** WHAT NEEDS TO BE DONE **
Lay out every line of the entries below as a numbered list, skipping blank lines and leaving the pictures out of your answer.

** EXCERPTED RECORDS **
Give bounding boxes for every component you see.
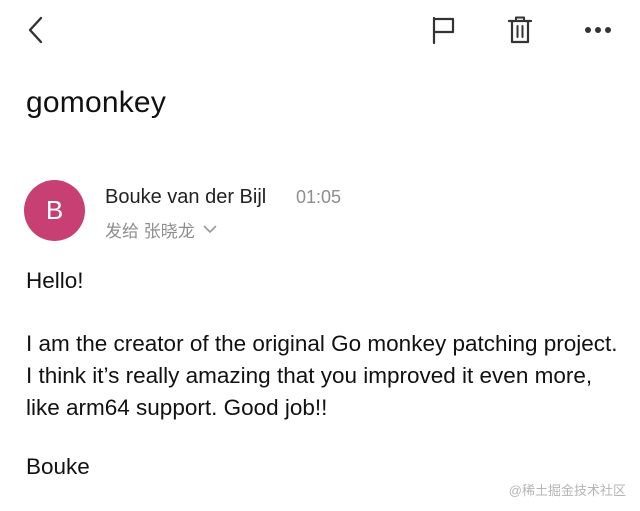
body-greeting: Hello!	[26, 268, 84, 293]
back-button[interactable]	[18, 12, 54, 48]
email-subject: gomonkey	[26, 86, 167, 119]
toolbar	[0, 0, 640, 62]
body-paragraph: I am the creator of the original Go monk…	[26, 331, 618, 420]
delete-button[interactable]	[502, 11, 538, 49]
flag-icon	[432, 16, 455, 45]
body-signoff: Bouke	[26, 454, 90, 479]
trash-icon	[507, 16, 533, 44]
flag-button[interactable]	[426, 11, 462, 49]
avatar-initial: B	[45, 195, 64, 225]
chevron-left-icon	[28, 16, 43, 44]
sender-name[interactable]: Bouke van der Bijl	[105, 186, 266, 209]
more-button[interactable]	[578, 14, 618, 46]
sent-time: 01:05	[296, 187, 342, 207]
chevron-down-icon	[203, 225, 217, 234]
watermark: @稀土掘金技术社区	[508, 483, 626, 498]
recipient-details-toggle[interactable]: 发给 张晓龙	[105, 217, 217, 242]
recipient-label: 发给 张晓龙	[105, 222, 195, 241]
avatar[interactable]: B	[24, 180, 85, 241]
more-horizontal-icon	[585, 27, 611, 33]
sender-header: B Bouke van der Bijl 01:05 发给 张晓龙	[24, 176, 624, 246]
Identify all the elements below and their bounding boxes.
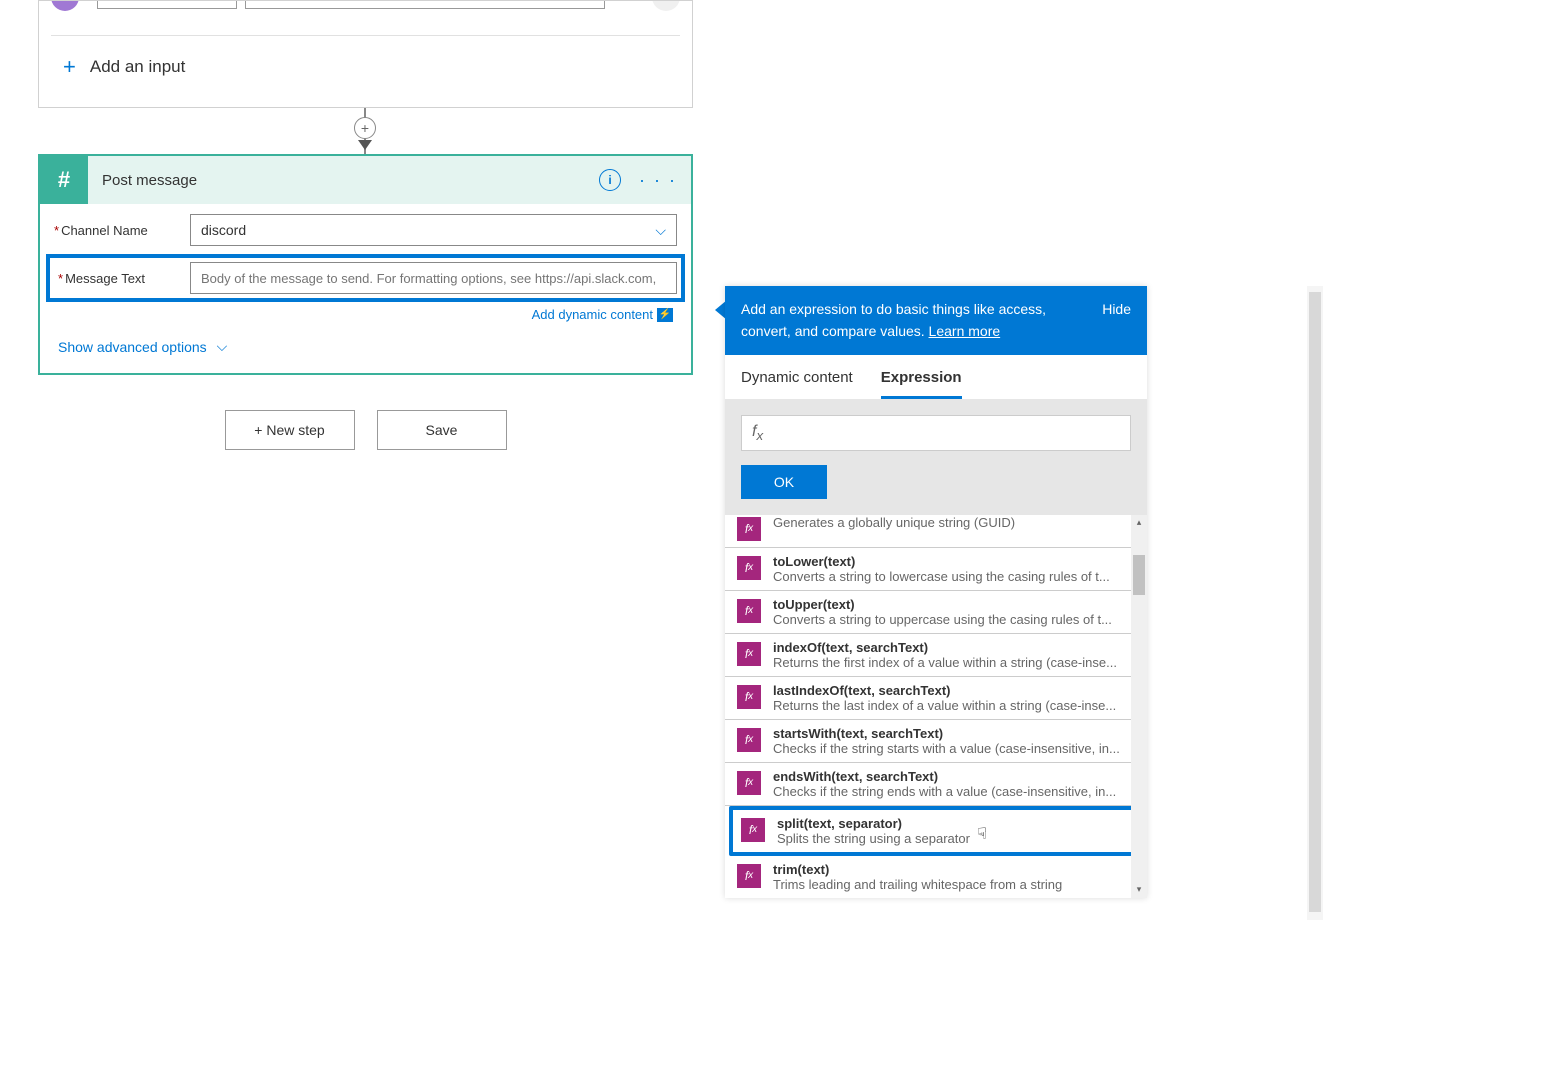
channel-name-select[interactable]: discord ⌵	[190, 214, 677, 246]
function-item-toupper[interactable]: fx toUpper(text) Converts a string to up…	[725, 591, 1147, 634]
trigger-input-2[interactable]	[245, 1, 605, 9]
channel-name-label: *Channel Name	[54, 223, 190, 238]
function-list: fx Generates a globally unique string (G…	[725, 515, 1147, 898]
function-desc: Returns the first index of a value withi…	[773, 655, 1135, 670]
expression-help-text: Add an expression to do basic things lik…	[741, 301, 1046, 339]
fx-icon: fx	[737, 771, 761, 795]
function-item-split[interactable]: fx split(text, separator) Splits the str…	[729, 806, 1143, 856]
arrow-down-icon	[358, 140, 372, 150]
page-scroll-thumb[interactable]	[1309, 292, 1321, 912]
fx-icon: fx	[737, 864, 761, 888]
ok-button[interactable]: OK	[741, 465, 827, 499]
add-input-label: Add an input	[90, 57, 185, 77]
add-input-button[interactable]: + Add an input	[39, 36, 692, 98]
fx-icon: fx	[737, 556, 761, 580]
scroll-up-arrow-icon[interactable]: ▴	[1131, 515, 1147, 531]
fx-icon: fx	[737, 642, 761, 666]
fx-icon: fx	[737, 685, 761, 709]
save-button[interactable]: Save	[377, 410, 507, 450]
function-desc: Converts a string to uppercase using the…	[773, 612, 1135, 627]
function-name: trim(text)	[773, 862, 1135, 877]
function-desc: Splits the string using a separator	[777, 831, 1131, 846]
function-item-lastindexof[interactable]: fx lastIndexOf(text, searchText) Returns…	[725, 677, 1147, 720]
function-name: indexOf(text, searchText)	[773, 640, 1135, 655]
channel-name-row: *Channel Name discord ⌵	[54, 214, 677, 246]
function-desc: Returns the last index of a value within…	[773, 698, 1135, 713]
insert-step-button[interactable]: +	[354, 117, 376, 139]
post-message-header[interactable]: # Post message i · · ·	[40, 156, 691, 204]
function-name: toUpper(text)	[773, 597, 1135, 612]
buttons-row: + New step Save	[38, 410, 693, 450]
fx-icon: fx	[737, 728, 761, 752]
page-scrollbar[interactable]	[1307, 286, 1323, 920]
message-text-label: *Message Text	[54, 271, 190, 286]
learn-more-link[interactable]: Learn more	[929, 323, 1001, 339]
expression-input-area: fx OK	[725, 399, 1147, 515]
function-list-scrollbar[interactable]: ▴ ▾	[1131, 515, 1147, 898]
function-item-endswith[interactable]: fx endsWith(text, searchText) Checks if …	[725, 763, 1147, 806]
function-name: endsWith(text, searchText)	[773, 769, 1135, 784]
chevron-down-icon: ⌵	[217, 338, 228, 355]
chevron-down-icon: ⌵	[655, 222, 666, 239]
function-desc: Checks if the string ends with a value (…	[773, 784, 1135, 799]
function-item-guid[interactable]: fx Generates a globally unique string (G…	[725, 515, 1147, 548]
tab-dynamic-content[interactable]: Dynamic content	[741, 369, 853, 399]
trigger-input-1[interactable]	[97, 1, 237, 9]
hide-panel-button[interactable]: Hide	[1102, 298, 1131, 343]
function-name: toLower(text)	[773, 554, 1135, 569]
tab-expression[interactable]: Expression	[881, 369, 962, 399]
scroll-down-arrow-icon[interactable]: ▾	[1131, 882, 1147, 898]
action-title: Post message	[102, 172, 197, 189]
trigger-card: + Add an input	[38, 0, 693, 108]
message-text-input[interactable]	[190, 262, 677, 294]
scroll-thumb[interactable]	[1133, 555, 1145, 595]
slack-icon: #	[40, 156, 88, 204]
function-item-tolower[interactable]: fx toLower(text) Converts a string to lo…	[725, 548, 1147, 591]
post-message-card: # Post message i · · · *Channel Name dis…	[38, 154, 693, 375]
add-dynamic-content-link[interactable]: Add dynamic content	[532, 307, 653, 322]
fx-icon: fx	[737, 517, 761, 541]
message-text-highlight: *Message Text	[46, 254, 685, 302]
function-desc: Converts a string to lowercase using the…	[773, 569, 1135, 584]
fx-icon: fx	[741, 818, 765, 842]
expression-input[interactable]: fx	[741, 415, 1131, 451]
function-name: split(text, separator)	[777, 816, 1131, 831]
show-advanced-options[interactable]: Show advanced options ⌵	[54, 324, 677, 373]
function-name: startsWith(text, searchText)	[773, 726, 1135, 741]
function-desc: Generates a globally unique string (GUID…	[773, 515, 1135, 530]
more-menu-icon[interactable]: · · ·	[639, 170, 677, 191]
function-desc: Trims leading and trailing whitespace fr…	[773, 877, 1135, 892]
expression-panel-header: Add an expression to do basic things lik…	[725, 286, 1147, 355]
panel-tabs: Dynamic content Expression	[725, 355, 1147, 399]
function-item-trim[interactable]: fx trim(text) Trims leading and trailing…	[725, 856, 1147, 898]
fx-symbol-icon: fx	[752, 423, 763, 443]
plus-icon: +	[63, 54, 76, 80]
function-item-startswith[interactable]: fx startsWith(text, searchText) Checks i…	[725, 720, 1147, 763]
function-item-indexof[interactable]: fx indexOf(text, searchText) Returns the…	[725, 634, 1147, 677]
fx-icon: fx	[737, 599, 761, 623]
function-name: lastIndexOf(text, searchText)	[773, 683, 1135, 698]
dynamic-badge-icon: ⚡	[657, 308, 673, 322]
new-step-button[interactable]: + New step	[225, 410, 355, 450]
trigger-connector-icon	[51, 1, 79, 11]
trigger-delete-icon[interactable]	[652, 1, 680, 11]
cursor-icon: ☟	[977, 824, 987, 844]
function-desc: Checks if the string starts with a value…	[773, 741, 1135, 756]
info-icon[interactable]: i	[599, 169, 621, 191]
expression-panel: Add an expression to do basic things lik…	[725, 286, 1147, 898]
channel-name-value: discord	[201, 222, 246, 238]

** RESPONSE FOR THIS EXERCISE **
1. Give bounding boxes for every component you see.
2. body-greeting: Hello!	[26, 268, 84, 293]
3. back-button[interactable]	[18, 12, 54, 48]
4. email-subject: gomonkey	[26, 86, 167, 119]
5. toolbar	[0, 0, 640, 62]
6. body-paragraph: I am the creator of the original Go monk…	[26, 331, 618, 420]
7. delete-button[interactable]	[502, 11, 538, 49]
8. flag-icon	[432, 16, 455, 45]
9. body-signoff: Bouke	[26, 454, 90, 479]
10. trash-icon	[507, 16, 533, 44]
11. flag-button[interactable]	[426, 11, 462, 49]
12. avatar-initial: B	[45, 195, 64, 225]
13. chevron-left-icon	[28, 16, 43, 44]
14. sender-name[interactable]: Bouke van der Bijl	[105, 186, 266, 209]
15. more-button[interactable]	[578, 14, 618, 46]
16. sent-time: 01:05	[296, 187, 342, 207]
17. chevron-down-icon	[203, 225, 217, 234]
18. watermark: @稀土掘金技术社区	[508, 483, 626, 498]
19. recipient-details-toggle[interactable]: 发给 张晓龙	[105, 217, 217, 242]
20. recipient-label: 发给 张晓龙	[105, 222, 195, 241]
21. avatar[interactable]: B	[24, 180, 85, 241]
22. more-horizontal-icon	[585, 27, 611, 33]
23. sender-header: B Bouke van der Bijl 01:05 发给 张晓龙	[24, 176, 624, 246]
24. Identify all the elements below and their bounding boxes.
25. channel-name-select[interactable]: discord ⌵	[190, 214, 677, 246]
26. function-item-toupper[interactable]: fx toUpper(text) Converts a string to up…	[725, 591, 1147, 634]
27. trigger-input-2[interactable]	[245, 1, 605, 9]
28. channel-name-label: *Channel Name	[54, 223, 190, 238]
29. function-list: fx Generates a globally unique string (G…	[725, 515, 1147, 898]
30. function-desc: Returns the first index of a value withi…	[773, 655, 1135, 670]
31. expression-help-text: Add an expression to do basic things lik…	[741, 301, 1046, 339]
32. fx-icon: fx	[737, 771, 761, 795]
33. function-item-split[interactable]: fx split(text, separator) Splits the str…	[729, 806, 1143, 856]
34. arrow-down-icon	[358, 140, 372, 150]
35. page-scroll-thumb[interactable]	[1309, 292, 1321, 912]
36. fx-icon: fx	[737, 864, 761, 888]
37. ok-button[interactable]: OK	[741, 465, 827, 499]
38. add-input-label: Add an input	[90, 57, 185, 77]
39. add-input-button[interactable]: + Add an input	[39, 36, 692, 98]
40. fx-icon: fx	[737, 556, 761, 580]
41. scroll-up-arrow-icon[interactable]: ▴	[1131, 515, 1147, 531]
42. fx-icon: fx	[737, 642, 761, 666]
43. fx-icon: fx	[737, 685, 761, 709]
44. save-button[interactable]: Save	[377, 410, 507, 450]
45. function-desc: Converts a string to uppercase using the…	[773, 612, 1135, 627]
46. function-name: trim(text)	[773, 862, 1135, 877]
47. function-desc: Splits the string using a separator	[777, 831, 1131, 846]
48. function-item-lastindexof[interactable]: fx lastIndexOf(text, searchText) Returns…	[725, 677, 1147, 720]
49. function-name: indexOf(text, searchText)	[773, 640, 1135, 655]
50. channel-name-row: *Channel Name discord ⌵	[54, 214, 677, 246]
51. function-desc: Returns the last index of a value within…	[773, 698, 1135, 713]
52. insert-step-button[interactable]: +	[354, 117, 376, 139]
53. post-message-header[interactable]: # Post message i · · ·	[40, 156, 691, 204]
54. function-name: toUpper(text)	[773, 597, 1135, 612]
55. buttons-row: + New step Save	[38, 410, 693, 450]
56. fx-icon: fx	[737, 728, 761, 752]
57. page-scrollbar[interactable]	[1307, 286, 1323, 920]
58. message-text-label: *Message Text	[54, 271, 190, 286]
59. learn-more-link[interactable]: Learn more	[929, 323, 1001, 339]
60. expression-input-area: fx OK	[725, 399, 1147, 515]
61. function-list-scrollbar[interactable]: ▴ ▾	[1131, 515, 1147, 898]
62. function-item-endswith[interactable]: fx endsWith(text, searchText) Checks if …	[725, 763, 1147, 806]
63. function-name: endsWith(text, searchText)	[773, 769, 1135, 784]
64. chevron-down-icon: ⌵	[217, 338, 228, 355]
65. chevron-down-icon: ⌵	[655, 222, 666, 239]
66. function-desc: Checks if the string ends with a value (…	[773, 784, 1135, 799]
67. function-item-guid[interactable]: fx Generates a globally unique string (G…	[725, 515, 1147, 548]
68. tab-dynamic-content[interactable]: Dynamic content	[741, 369, 853, 399]
69. trigger-input-1[interactable]	[97, 1, 237, 9]
70. hide-panel-button[interactable]: Hide	[1102, 298, 1131, 343]
71. function-name: toLower(text)	[773, 554, 1135, 569]
72. tab-expression[interactable]: Expression	[881, 369, 962, 399]
73. scroll-down-arrow-icon[interactable]: ▾	[1131, 882, 1147, 898]
74. action-title: Post message	[102, 172, 197, 189]
75. trigger-card: + Add an input	[38, 0, 693, 108]
76. message-text-input[interactable]	[190, 262, 677, 294]
77. scroll-thumb[interactable]	[1133, 555, 1145, 595]
78. slack-icon: #	[40, 156, 88, 204]
79. function-item-tolower[interactable]: fx toLower(text) Converts a string to lo…	[725, 548, 1147, 591]
80. post-message-card: # Post message i · · · *Channel Name dis…	[38, 154, 693, 375]
81. add-dynamic-content-link[interactable]: Add dynamic content	[532, 307, 653, 322]
82. fx-icon: fx	[737, 517, 761, 541]
83. message-text-highlight: *Message Text	[46, 254, 685, 302]
84. function-desc: Converts a string to lowercase using the…	[773, 569, 1135, 584]
85. fx-icon: fx	[741, 818, 765, 842]
86. expression-input[interactable]: fx	[741, 415, 1131, 451]
87. function-name: split(text, separator)	[777, 816, 1131, 831]
88. show-advanced-options[interactable]: Show advanced options ⌵	[54, 324, 677, 373]
89. function-name: startsWith(text, searchText)	[773, 726, 1135, 741]
90. function-desc: Generates a globally unique string (GUID…	[773, 515, 1135, 530]
91. more-menu-icon[interactable]: · · ·	[639, 170, 677, 191]
92. function-desc: Trims leading and trailing whitespace fr…	[773, 877, 1135, 892]
93. expression-panel-header: Add an expression to do basic things lik…	[725, 286, 1147, 355]
94. panel-tabs: Dynamic content Expression	[725, 355, 1147, 399]
95. function-item-trim[interactable]: fx trim(text) Trims leading and trailing…	[725, 856, 1147, 898]
96. fx-symbol-icon: fx	[752, 423, 763, 443]
97. plus-icon: +	[63, 54, 76, 80]
98. function-item-startswith[interactable]: fx startsWith(text, searchText) Checks i…	[725, 720, 1147, 763]
99. function-item-indexof[interactable]: fx indexOf(text, searchText) Returns the…	[725, 634, 1147, 677]
100. fx-icon: fx	[737, 599, 761, 623]
101. function-name: lastIndexOf(text, searchText)	[773, 683, 1135, 698]
102. dynamic-badge-icon: ⚡	[657, 308, 673, 322]
103. new-step-button[interactable]: + New step	[225, 410, 355, 450]
104. trigger-connector-icon	[51, 1, 79, 11]
105. trigger-delete-icon[interactable]	[652, 1, 680, 11]
106. cursor-icon: ☟	[977, 824, 987, 844]
107. function-desc: Checks if the string starts with a value…	[773, 741, 1135, 756]
108. info-icon[interactable]: i	[599, 169, 621, 191]
109. expression-panel: Add an expression to do basic things lik…	[725, 286, 1147, 898]
110. channel-name-value: discord	[201, 222, 246, 238]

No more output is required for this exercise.